====== Records for this task ======

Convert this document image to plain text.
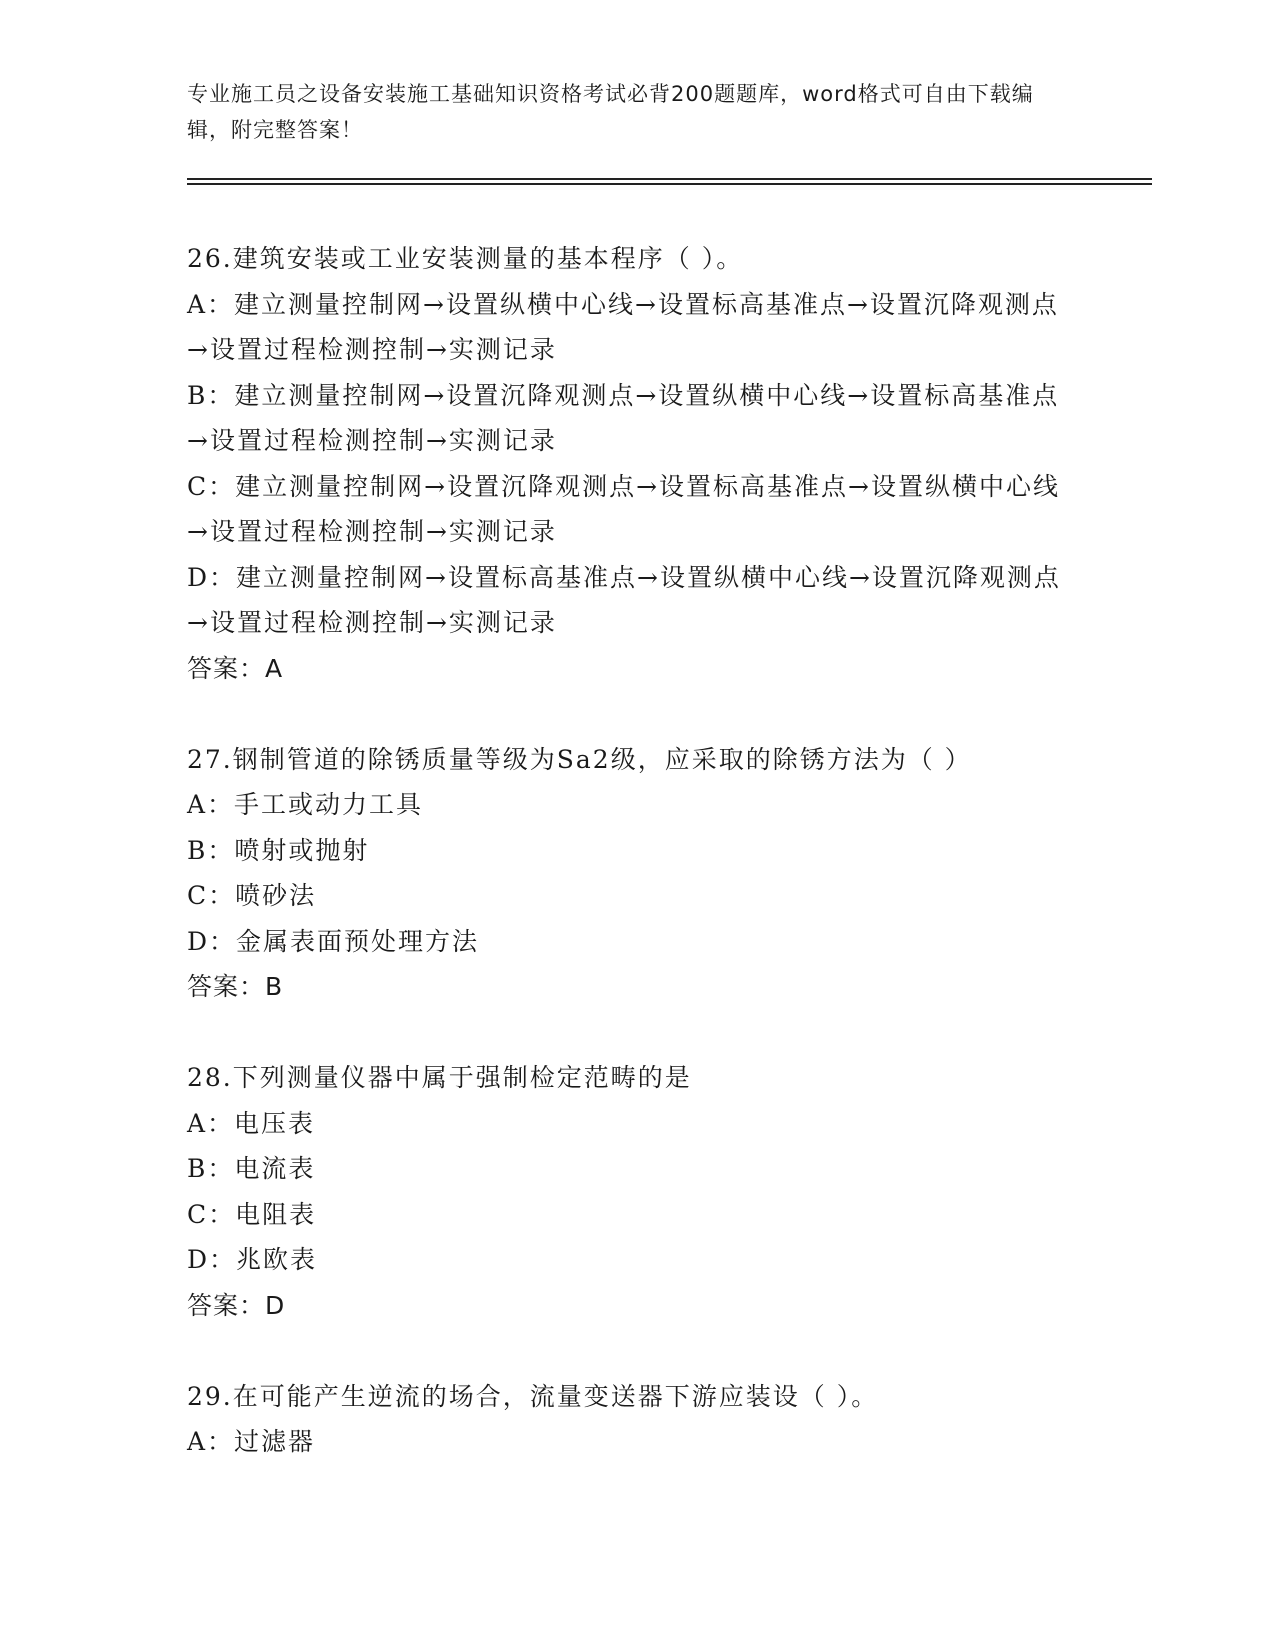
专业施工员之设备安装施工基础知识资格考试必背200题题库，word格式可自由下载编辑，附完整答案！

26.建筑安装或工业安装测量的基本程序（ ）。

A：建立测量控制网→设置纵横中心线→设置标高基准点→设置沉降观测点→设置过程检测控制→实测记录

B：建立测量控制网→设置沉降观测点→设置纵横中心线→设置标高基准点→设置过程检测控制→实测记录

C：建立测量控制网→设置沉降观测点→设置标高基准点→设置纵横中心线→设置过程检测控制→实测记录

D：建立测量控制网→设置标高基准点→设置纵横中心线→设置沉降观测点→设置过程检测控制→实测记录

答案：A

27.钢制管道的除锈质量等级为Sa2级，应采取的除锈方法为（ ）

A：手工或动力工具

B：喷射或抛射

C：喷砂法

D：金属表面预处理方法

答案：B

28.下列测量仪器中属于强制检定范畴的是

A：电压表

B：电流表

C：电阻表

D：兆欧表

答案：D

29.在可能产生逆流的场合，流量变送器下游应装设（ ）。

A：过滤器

======

- _Requirements_: Set the data above down again exactly as given, with no pictures.

- _The solution_:
Convert this document image to plain text.
专业施工员之设备安装施工基础知识资格考试必背200题题库，word格式可自由下载编辑，附完整答案！

26.建筑安装或工业安装测量的基本程序（ ）。

A：建立测量控制网→设置纵横中心线→设置标高基准点→设置沉降观测点→设置过程检测控制→实测记录

B：建立测量控制网→设置沉降观测点→设置纵横中心线→设置标高基准点→设置过程检测控制→实测记录

C：建立测量控制网→设置沉降观测点→设置标高基准点→设置纵横中心线→设置过程检测控制→实测记录

D：建立测量控制网→设置标高基准点→设置纵横中心线→设置沉降观测点→设置过程检测控制→实测记录

答案：A

27.钢制管道的除锈质量等级为Sa2级，应采取的除锈方法为（ ）

A：手工或动力工具

B：喷射或抛射

C：喷砂法

D：金属表面预处理方法

答案：B

28.下列测量仪器中属于强制检定范畴的是

A：电压表

B：电流表

C：电阻表

D：兆欧表

答案：D

29.在可能产生逆流的场合，流量变送器下游应装设（ ）。

A：过滤器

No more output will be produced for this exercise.